[GOAL OF THE EXERCISE]
Rewrite the data below, changing every "interactable" to "clickable" and leaving everything else as it is.
+++ RAW DATA
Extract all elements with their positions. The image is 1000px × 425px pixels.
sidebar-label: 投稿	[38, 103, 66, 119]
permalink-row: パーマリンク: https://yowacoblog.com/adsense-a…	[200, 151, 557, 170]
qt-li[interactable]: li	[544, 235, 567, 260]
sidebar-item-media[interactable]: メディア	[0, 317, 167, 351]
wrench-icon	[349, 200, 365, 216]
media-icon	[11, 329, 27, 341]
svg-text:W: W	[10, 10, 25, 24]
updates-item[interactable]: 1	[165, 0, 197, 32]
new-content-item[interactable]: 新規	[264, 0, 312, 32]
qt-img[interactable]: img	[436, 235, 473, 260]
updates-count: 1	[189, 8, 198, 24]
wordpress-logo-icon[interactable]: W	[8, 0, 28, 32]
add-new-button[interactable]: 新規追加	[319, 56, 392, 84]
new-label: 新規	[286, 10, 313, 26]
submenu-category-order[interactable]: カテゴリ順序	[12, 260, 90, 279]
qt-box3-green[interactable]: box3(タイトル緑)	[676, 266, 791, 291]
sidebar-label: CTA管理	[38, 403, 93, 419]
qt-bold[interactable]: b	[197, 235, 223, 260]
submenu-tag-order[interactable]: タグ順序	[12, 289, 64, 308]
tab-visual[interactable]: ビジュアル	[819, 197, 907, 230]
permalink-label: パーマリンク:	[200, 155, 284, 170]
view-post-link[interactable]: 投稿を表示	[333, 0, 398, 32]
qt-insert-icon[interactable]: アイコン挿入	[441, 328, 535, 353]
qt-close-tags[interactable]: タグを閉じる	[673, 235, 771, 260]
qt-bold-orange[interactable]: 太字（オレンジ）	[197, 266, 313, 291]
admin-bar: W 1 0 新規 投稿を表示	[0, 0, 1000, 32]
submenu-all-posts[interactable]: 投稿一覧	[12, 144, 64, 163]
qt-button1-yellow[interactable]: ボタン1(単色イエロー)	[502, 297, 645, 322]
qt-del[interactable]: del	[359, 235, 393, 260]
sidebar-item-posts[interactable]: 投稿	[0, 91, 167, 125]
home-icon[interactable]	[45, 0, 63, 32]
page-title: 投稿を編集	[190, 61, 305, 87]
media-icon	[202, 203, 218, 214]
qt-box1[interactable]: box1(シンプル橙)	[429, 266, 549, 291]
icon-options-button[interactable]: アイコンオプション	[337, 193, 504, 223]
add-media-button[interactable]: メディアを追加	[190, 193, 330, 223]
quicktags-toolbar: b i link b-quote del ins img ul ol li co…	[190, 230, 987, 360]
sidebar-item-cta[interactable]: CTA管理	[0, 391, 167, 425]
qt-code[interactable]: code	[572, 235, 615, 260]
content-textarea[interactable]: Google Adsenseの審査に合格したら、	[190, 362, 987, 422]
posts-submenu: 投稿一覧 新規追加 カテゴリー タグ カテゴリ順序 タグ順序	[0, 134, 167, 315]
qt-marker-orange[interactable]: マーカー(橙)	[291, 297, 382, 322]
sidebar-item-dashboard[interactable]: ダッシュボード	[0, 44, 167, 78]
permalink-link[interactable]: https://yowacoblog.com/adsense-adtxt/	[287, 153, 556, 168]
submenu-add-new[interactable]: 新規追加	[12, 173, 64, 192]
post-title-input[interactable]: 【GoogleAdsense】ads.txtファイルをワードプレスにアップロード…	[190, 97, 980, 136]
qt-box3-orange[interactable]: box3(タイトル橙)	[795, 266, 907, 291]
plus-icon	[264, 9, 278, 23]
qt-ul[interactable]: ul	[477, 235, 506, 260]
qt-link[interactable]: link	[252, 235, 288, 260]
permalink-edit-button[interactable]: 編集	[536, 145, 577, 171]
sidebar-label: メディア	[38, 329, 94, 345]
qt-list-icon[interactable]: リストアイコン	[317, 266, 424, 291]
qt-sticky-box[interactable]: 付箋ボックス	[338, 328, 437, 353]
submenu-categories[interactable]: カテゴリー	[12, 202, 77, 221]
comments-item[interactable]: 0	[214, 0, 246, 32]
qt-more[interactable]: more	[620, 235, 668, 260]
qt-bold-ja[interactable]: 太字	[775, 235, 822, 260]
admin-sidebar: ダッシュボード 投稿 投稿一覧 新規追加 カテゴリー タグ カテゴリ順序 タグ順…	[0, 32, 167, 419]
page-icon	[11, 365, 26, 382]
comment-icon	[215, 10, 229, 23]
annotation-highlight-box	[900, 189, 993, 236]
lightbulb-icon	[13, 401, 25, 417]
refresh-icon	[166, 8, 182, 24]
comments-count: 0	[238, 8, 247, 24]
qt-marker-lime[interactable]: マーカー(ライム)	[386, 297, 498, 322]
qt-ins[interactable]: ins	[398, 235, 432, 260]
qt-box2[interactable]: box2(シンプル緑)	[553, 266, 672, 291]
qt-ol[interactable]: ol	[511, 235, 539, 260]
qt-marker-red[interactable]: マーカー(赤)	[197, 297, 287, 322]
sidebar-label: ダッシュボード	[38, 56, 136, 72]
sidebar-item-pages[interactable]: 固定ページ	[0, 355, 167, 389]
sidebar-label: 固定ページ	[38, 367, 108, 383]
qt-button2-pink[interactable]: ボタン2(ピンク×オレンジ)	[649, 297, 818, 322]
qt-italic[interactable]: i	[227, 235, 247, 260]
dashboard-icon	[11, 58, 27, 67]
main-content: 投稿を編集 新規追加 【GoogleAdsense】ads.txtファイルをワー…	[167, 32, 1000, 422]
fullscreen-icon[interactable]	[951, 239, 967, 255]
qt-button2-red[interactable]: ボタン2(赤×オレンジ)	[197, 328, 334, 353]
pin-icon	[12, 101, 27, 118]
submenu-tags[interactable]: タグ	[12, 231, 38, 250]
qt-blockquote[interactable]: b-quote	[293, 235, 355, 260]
++++++
[TASK RESPONSE]
Extract all elements with their positions. The image is 1000px × 425px pixels.
sidebar-label: 投稿	[38, 103, 66, 119]
permalink-row: パーマリンク: https://yowacoblog.com/adsense-a…	[200, 151, 557, 170]
qt-li[clickable]: li	[544, 235, 567, 260]
sidebar-item-media[clickable]: メディア	[0, 317, 167, 351]
wrench-icon	[349, 200, 365, 216]
media-icon	[11, 329, 27, 341]
svg-text:W: W	[10, 10, 25, 24]
updates-item[clickable]: 1	[165, 0, 197, 32]
new-content-item[clickable]: 新規	[264, 0, 312, 32]
qt-img[clickable]: img	[436, 235, 473, 260]
updates-count: 1	[189, 8, 198, 24]
wordpress-logo-icon[clickable]: W	[8, 0, 28, 32]
add-new-button[clickable]: 新規追加	[319, 56, 392, 84]
new-label: 新規	[286, 10, 313, 26]
submenu-category-order[clickable]: カテゴリ順序	[12, 260, 90, 279]
qt-box3-green[clickable]: box3(タイトル緑)	[676, 266, 791, 291]
sidebar-label: CTA管理	[38, 403, 93, 419]
qt-bold[clickable]: b	[197, 235, 223, 260]
submenu-tag-order[clickable]: タグ順序	[12, 289, 64, 308]
tab-visual[clickable]: ビジュアル	[819, 197, 907, 230]
permalink-label: パーマリンク:	[200, 155, 284, 170]
view-post-link[clickable]: 投稿を表示	[333, 0, 398, 32]
qt-insert-icon[clickable]: アイコン挿入	[441, 328, 535, 353]
qt-close-tags[clickable]: タグを閉じる	[673, 235, 771, 260]
qt-bold-orange[clickable]: 太字（オレンジ）	[197, 266, 313, 291]
admin-bar: W 1 0 新規 投稿を表示	[0, 0, 1000, 32]
submenu-all-posts[clickable]: 投稿一覧	[12, 144, 64, 163]
qt-button1-yellow[clickable]: ボタン1(単色イエロー)	[502, 297, 645, 322]
qt-del[clickable]: del	[359, 235, 393, 260]
sidebar-item-posts[clickable]: 投稿	[0, 91, 167, 125]
home-icon[clickable]	[45, 0, 63, 32]
page-title: 投稿を編集	[190, 61, 305, 87]
media-icon	[202, 203, 218, 214]
qt-box1[clickable]: box1(シンプル橙)	[429, 266, 549, 291]
icon-options-button[clickable]: アイコンオプション	[337, 193, 504, 223]
add-media-button[clickable]: メディアを追加	[190, 193, 330, 223]
quicktags-toolbar: b i link b-quote del ins img ul ol li co…	[190, 230, 987, 360]
sidebar-item-cta[clickable]: CTA管理	[0, 391, 167, 425]
qt-code[clickable]: code	[572, 235, 615, 260]
content-textarea[clickable]: Google Adsenseの審査に合格したら、	[190, 362, 987, 422]
posts-submenu: 投稿一覧 新規追加 カテゴリー タグ カテゴリ順序 タグ順序	[0, 134, 167, 315]
qt-marker-orange[clickable]: マーカー(橙)	[291, 297, 382, 322]
sidebar-item-dashboard[clickable]: ダッシュボード	[0, 44, 167, 78]
permalink-link[clickable]: https://yowacoblog.com/adsense-adtxt/	[287, 153, 556, 168]
submenu-add-new[clickable]: 新規追加	[12, 173, 64, 192]
post-title-input[clickable]: 【GoogleAdsense】ads.txtファイルをワードプレスにアップロード…	[190, 97, 980, 136]
qt-box3-orange[clickable]: box3(タイトル橙)	[795, 266, 907, 291]
plus-icon	[264, 9, 278, 23]
qt-ul[clickable]: ul	[477, 235, 506, 260]
qt-link[clickable]: link	[252, 235, 288, 260]
permalink-edit-button[clickable]: 編集	[536, 145, 577, 171]
sidebar-label: メディア	[38, 329, 94, 345]
qt-list-icon[clickable]: リストアイコン	[317, 266, 424, 291]
qt-sticky-box[clickable]: 付箋ボックス	[338, 328, 437, 353]
submenu-categories[clickable]: カテゴリー	[12, 202, 77, 221]
comments-item[clickable]: 0	[214, 0, 246, 32]
qt-more[clickable]: more	[620, 235, 668, 260]
qt-bold-ja[clickable]: 太字	[775, 235, 822, 260]
admin-sidebar: ダッシュボード 投稿 投稿一覧 新規追加 カテゴリー タグ カテゴリ順序 タグ順…	[0, 32, 167, 419]
page-icon	[11, 365, 26, 382]
comment-icon	[215, 10, 229, 23]
annotation-highlight-box	[900, 189, 993, 236]
lightbulb-icon	[13, 401, 25, 417]
refresh-icon	[166, 8, 182, 24]
comments-count: 0	[238, 8, 247, 24]
qt-marker-lime[clickable]: マーカー(ライム)	[386, 297, 498, 322]
qt-ins[clickable]: ins	[398, 235, 432, 260]
qt-box2[clickable]: box2(シンプル緑)	[553, 266, 672, 291]
qt-ol[clickable]: ol	[511, 235, 539, 260]
qt-marker-red[clickable]: マーカー(赤)	[197, 297, 287, 322]
sidebar-label: ダッシュボード	[38, 56, 136, 72]
sidebar-item-pages[clickable]: 固定ページ	[0, 355, 167, 389]
sidebar-label: 固定ページ	[38, 367, 108, 383]
qt-button2-pink[clickable]: ボタン2(ピンク×オレンジ)	[649, 297, 818, 322]
qt-italic[clickable]: i	[227, 235, 247, 260]
dashboard-icon	[11, 58, 27, 67]
main-content: 投稿を編集 新規追加 【GoogleAdsense】ads.txtファイルをワー…	[167, 32, 1000, 422]
fullscreen-icon[clickable]	[951, 239, 967, 255]
qt-button2-red[clickable]: ボタン2(赤×オレンジ)	[197, 328, 334, 353]
pin-icon	[12, 101, 27, 118]
submenu-tags[clickable]: タグ	[12, 231, 38, 250]
qt-blockquote[clickable]: b-quote	[293, 235, 355, 260]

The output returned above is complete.